■ **Required task**: Without including any images, repeat the data exactly.

■ **Supplied data**:

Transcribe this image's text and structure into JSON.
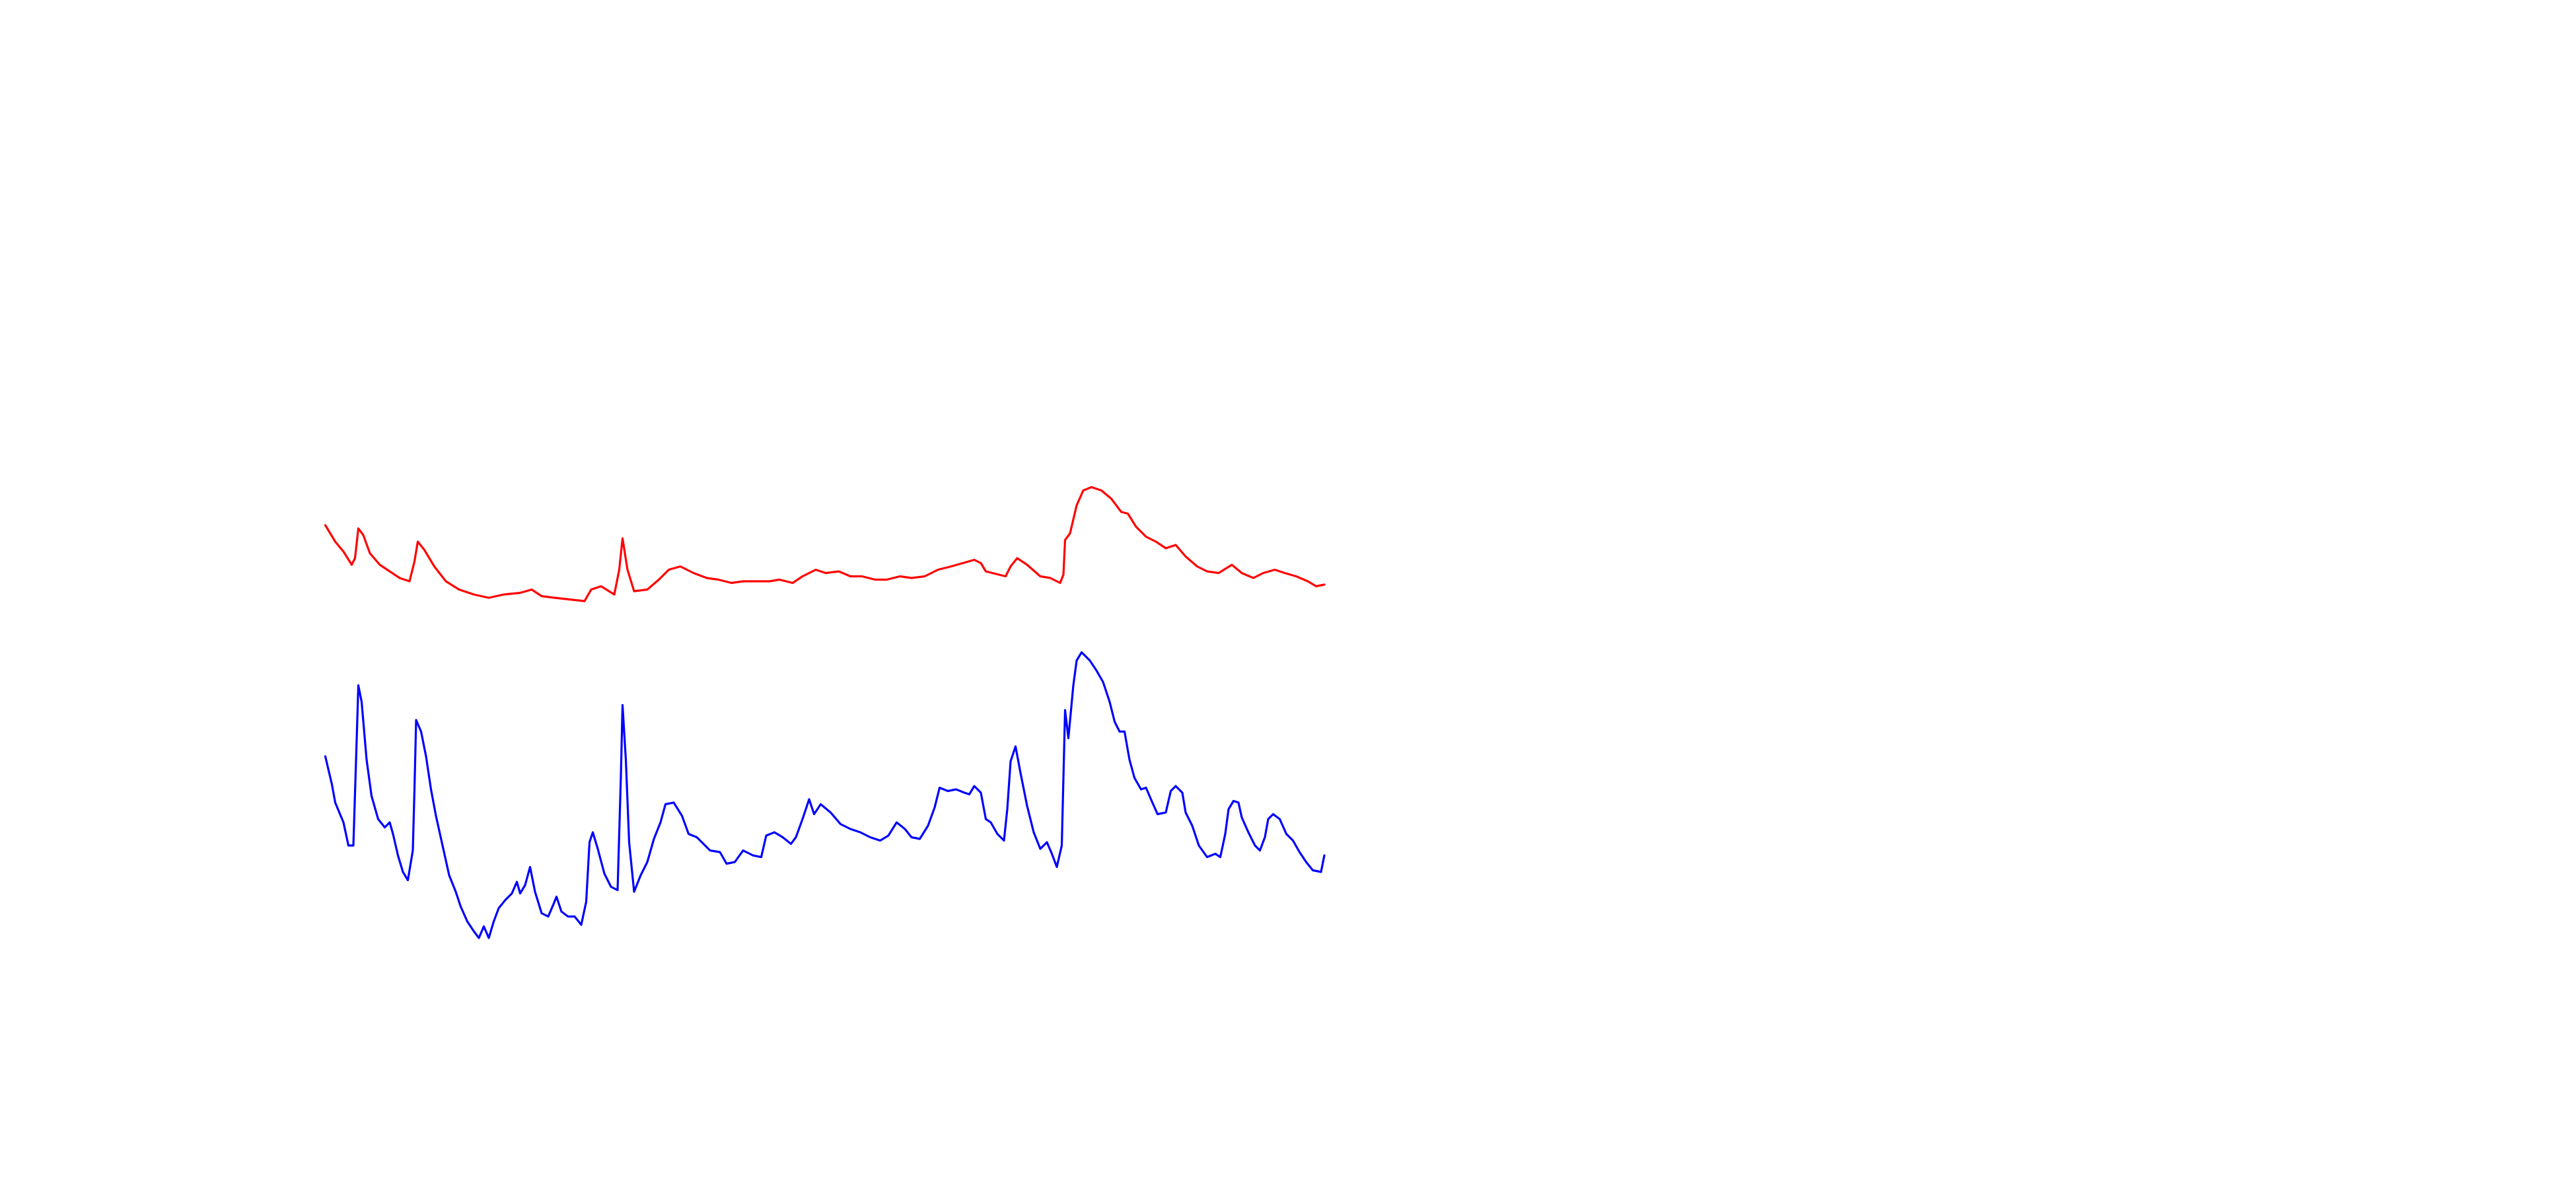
{
  "chart_data": {
    "type": "line",
    "xlim": [
      0,
      1560
    ],
    "ylim": [
      0,
      720
    ],
    "series": [
      {
        "color": "#ff0000",
        "x": [
          197,
          203,
          208,
          213,
          215,
          217,
          220,
          224,
          230,
          236,
          242,
          248,
          251,
          253,
          257,
          263,
          270,
          278,
          287,
          296,
          305,
          315,
          322,
          328,
          336,
          345,
          354,
          358,
          364,
          372,
          375,
          377,
          380,
          384,
          392,
          399,
          405,
          412,
          420,
          428,
          435,
          443,
          450,
          458,
          466,
          472,
          480,
          486,
          494,
          500,
          508,
          515,
          522,
          530,
          537,
          545,
          552,
          560,
          568,
          576,
          583,
          590,
          594,
          597,
          605,
          609,
          612,
          616,
          622,
          630,
          636,
          642,
          644,
          645,
          648,
          652,
          656,
          661,
          667,
          673,
          679,
          683,
          688,
          694,
          700,
          706,
          712,
          718,
          725,
          731,
          738,
          746,
          752,
          759,
          765,
          772,
          778,
          785,
          792,
          797,
          802
        ],
        "values": [
          402,
          392,
          386,
          378,
          382,
          400,
          396,
          385,
          378,
          374,
          370,
          368,
          380,
          392,
          387,
          377,
          368,
          363,
          360,
          358,
          360,
          361,
          363,
          359,
          358,
          357,
          356,
          363,
          365,
          360,
          375,
          394,
          375,
          362,
          363,
          369,
          375,
          377,
          373,
          370,
          369,
          367,
          368,
          368,
          368,
          369,
          367,
          371,
          375,
          373,
          374,
          371,
          371,
          369,
          369,
          371,
          370,
          371,
          375,
          377,
          379,
          381,
          379,
          374,
          372,
          371,
          377,
          382,
          378,
          371,
          370,
          367,
          372,
          393,
          397,
          414,
          423,
          425,
          423,
          418,
          410,
          409,
          401,
          395,
          392,
          388,
          390,
          383,
          377,
          374,
          373,
          378,
          373,
          370,
          373,
          375,
          373,
          371,
          368,
          365,
          366
        ]
      },
      {
        "color": "#0000ff",
        "x": [
          197,
          201,
          203,
          208,
          211,
          214,
          216,
          217,
          219,
          222,
          225,
          229,
          233,
          236,
          238,
          241,
          244,
          247,
          250,
          251,
          252,
          255,
          258,
          261,
          264,
          268,
          272,
          276,
          279,
          283,
          287,
          290,
          293,
          296,
          299,
          302,
          306,
          310,
          313,
          315,
          318,
          321,
          324,
          328,
          332,
          335,
          337,
          340,
          344,
          348,
          352,
          355,
          357,
          359,
          362,
          366,
          370,
          374,
          376,
          377,
          379,
          381,
          384,
          388,
          392,
          396,
          400,
          403,
          408,
          413,
          417,
          422,
          426,
          430,
          436,
          440,
          445,
          450,
          456,
          461,
          464,
          469,
          474,
          479,
          482,
          486,
          490,
          493,
          497,
          503,
          509,
          515,
          521,
          527,
          533,
          538,
          543,
          548,
          552,
          557,
          562,
          566,
          569,
          574,
          579,
          584,
          587,
          590,
          594,
          597,
          600,
          604,
          608,
          610,
          612,
          615,
          618,
          622,
          626,
          630,
          634,
          637,
          640,
          643,
          645,
          647,
          650,
          652,
          655,
          660,
          664,
          668,
          672,
          675,
          678,
          681,
          684,
          687,
          691,
          694,
          697,
          701,
          706,
          709,
          712,
          716,
          718,
          722,
          726,
          731,
          736,
          739,
          742,
          744,
          747,
          750,
          752,
          756,
          760,
          763,
          766,
          768,
          771,
          775,
          779,
          783,
          787,
          791,
          795,
          800,
          802
        ],
        "values": [
          262,
          245,
          234,
          222,
          208,
          208,
          272,
          305,
          295,
          260,
          238,
          224,
          219,
          222,
          215,
          202,
          192,
          187,
          205,
          242,
          284,
          277,
          262,
          242,
          226,
          208,
          190,
          180,
          171,
          162,
          156,
          152,
          159,
          152,
          162,
          170,
          175,
          179,
          186,
          179,
          184,
          195,
          180,
          167,
          165,
          172,
          177,
          168,
          165,
          165,
          160,
          174,
          210,
          216,
          206,
          191,
          183,
          181,
          250,
          293,
          260,
          210,
          180,
          190,
          198,
          212,
          222,
          233,
          234,
          226,
          215,
          213,
          209,
          205,
          204,
          197,
          198,
          205,
          202,
          201,
          214,
          216,
          213,
          209,
          213,
          224,
          236,
          227,
          233,
          228,
          221,
          218,
          216,
          213,
          211,
          214,
          222,
          218,
          213,
          212,
          220,
          231,
          243,
          241,
          242,
          240,
          239,
          244,
          240,
          224,
          222,
          215,
          211,
          230,
          259,
          268,
          252,
          232,
          216,
          206,
          210,
          203,
          195,
          208,
          290,
          273,
          305,
          320,
          325,
          320,
          314,
          307,
          295,
          283,
          277,
          277,
          260,
          249,
          242,
          243,
          236,
          227,
          228,
          241,
          244,
          240,
          228,
          220,
          208,
          201,
          203,
          201,
          215,
          230,
          235,
          234,
          225,
          216,
          208,
          205,
          213,
          224,
          227,
          224,
          215,
          211,
          204,
          198,
          193,
          192,
          202
        ]
      }
    ]
  }
}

■ **Exercise output**:
Transcribe this image's text and structure into JSON.
{
  "chart_data": {
    "type": "line",
    "xlim": [
      0,
      1560
    ],
    "ylim": [
      0,
      720
    ],
    "series": [
      {
        "color": "#ff0000",
        "x": [
          197,
          203,
          208,
          213,
          215,
          217,
          220,
          224,
          230,
          236,
          242,
          248,
          251,
          253,
          257,
          263,
          270,
          278,
          287,
          296,
          305,
          315,
          322,
          328,
          336,
          345,
          354,
          358,
          364,
          372,
          375,
          377,
          380,
          384,
          392,
          399,
          405,
          412,
          420,
          428,
          435,
          443,
          450,
          458,
          466,
          472,
          480,
          486,
          494,
          500,
          508,
          515,
          522,
          530,
          537,
          545,
          552,
          560,
          568,
          576,
          583,
          590,
          594,
          597,
          605,
          609,
          612,
          616,
          622,
          630,
          636,
          642,
          644,
          645,
          648,
          652,
          656,
          661,
          667,
          673,
          679,
          683,
          688,
          694,
          700,
          706,
          712,
          718,
          725,
          731,
          738,
          746,
          752,
          759,
          765,
          772,
          778,
          785,
          792,
          797,
          802
        ],
        "values": [
          402,
          392,
          386,
          378,
          382,
          400,
          396,
          385,
          378,
          374,
          370,
          368,
          380,
          392,
          387,
          377,
          368,
          363,
          360,
          358,
          360,
          361,
          363,
          359,
          358,
          357,
          356,
          363,
          365,
          360,
          375,
          394,
          375,
          362,
          363,
          369,
          375,
          377,
          373,
          370,
          369,
          367,
          368,
          368,
          368,
          369,
          367,
          371,
          375,
          373,
          374,
          371,
          371,
          369,
          369,
          371,
          370,
          371,
          375,
          377,
          379,
          381,
          379,
          374,
          372,
          371,
          377,
          382,
          378,
          371,
          370,
          367,
          372,
          393,
          397,
          414,
          423,
          425,
          423,
          418,
          410,
          409,
          401,
          395,
          392,
          388,
          390,
          383,
          377,
          374,
          373,
          378,
          373,
          370,
          373,
          375,
          373,
          371,
          368,
          365,
          366
        ]
      },
      {
        "color": "#0000ff",
        "x": [
          197,
          201,
          203,
          208,
          211,
          214,
          216,
          217,
          219,
          222,
          225,
          229,
          233,
          236,
          238,
          241,
          244,
          247,
          250,
          251,
          252,
          255,
          258,
          261,
          264,
          268,
          272,
          276,
          279,
          283,
          287,
          290,
          293,
          296,
          299,
          302,
          306,
          310,
          313,
          315,
          318,
          321,
          324,
          328,
          332,
          335,
          337,
          340,
          344,
          348,
          352,
          355,
          357,
          359,
          362,
          366,
          370,
          374,
          376,
          377,
          379,
          381,
          384,
          388,
          392,
          396,
          400,
          403,
          408,
          413,
          417,
          422,
          426,
          430,
          436,
          440,
          445,
          450,
          456,
          461,
          464,
          469,
          474,
          479,
          482,
          486,
          490,
          493,
          497,
          503,
          509,
          515,
          521,
          527,
          533,
          538,
          543,
          548,
          552,
          557,
          562,
          566,
          569,
          574,
          579,
          584,
          587,
          590,
          594,
          597,
          600,
          604,
          608,
          610,
          612,
          615,
          618,
          622,
          626,
          630,
          634,
          637,
          640,
          643,
          645,
          647,
          650,
          652,
          655,
          660,
          664,
          668,
          672,
          675,
          678,
          681,
          684,
          687,
          691,
          694,
          697,
          701,
          706,
          709,
          712,
          716,
          718,
          722,
          726,
          731,
          736,
          739,
          742,
          744,
          747,
          750,
          752,
          756,
          760,
          763,
          766,
          768,
          771,
          775,
          779,
          783,
          787,
          791,
          795,
          800,
          802
        ],
        "values": [
          262,
          245,
          234,
          222,
          208,
          208,
          272,
          305,
          295,
          260,
          238,
          224,
          219,
          222,
          215,
          202,
          192,
          187,
          205,
          242,
          284,
          277,
          262,
          242,
          226,
          208,
          190,
          180,
          171,
          162,
          156,
          152,
          159,
          152,
          162,
          170,
          175,
          179,
          186,
          179,
          184,
          195,
          180,
          167,
          165,
          172,
          177,
          168,
          165,
          165,
          160,
          174,
          210,
          216,
          206,
          191,
          183,
          181,
          250,
          293,
          260,
          210,
          180,
          190,
          198,
          212,
          222,
          233,
          234,
          226,
          215,
          213,
          209,
          205,
          204,
          197,
          198,
          205,
          202,
          201,
          214,
          216,
          213,
          209,
          213,
          224,
          236,
          227,
          233,
          228,
          221,
          218,
          216,
          213,
          211,
          214,
          222,
          218,
          213,
          212,
          220,
          231,
          243,
          241,
          242,
          240,
          239,
          244,
          240,
          224,
          222,
          215,
          211,
          230,
          259,
          268,
          252,
          232,
          216,
          206,
          210,
          203,
          195,
          208,
          290,
          273,
          305,
          320,
          325,
          320,
          314,
          307,
          295,
          283,
          277,
          277,
          260,
          249,
          242,
          243,
          236,
          227,
          228,
          241,
          244,
          240,
          228,
          220,
          208,
          201,
          203,
          201,
          215,
          230,
          235,
          234,
          225,
          216,
          208,
          205,
          213,
          224,
          227,
          224,
          215,
          211,
          204,
          198,
          193,
          192,
          202
        ]
      }
    ]
  }
}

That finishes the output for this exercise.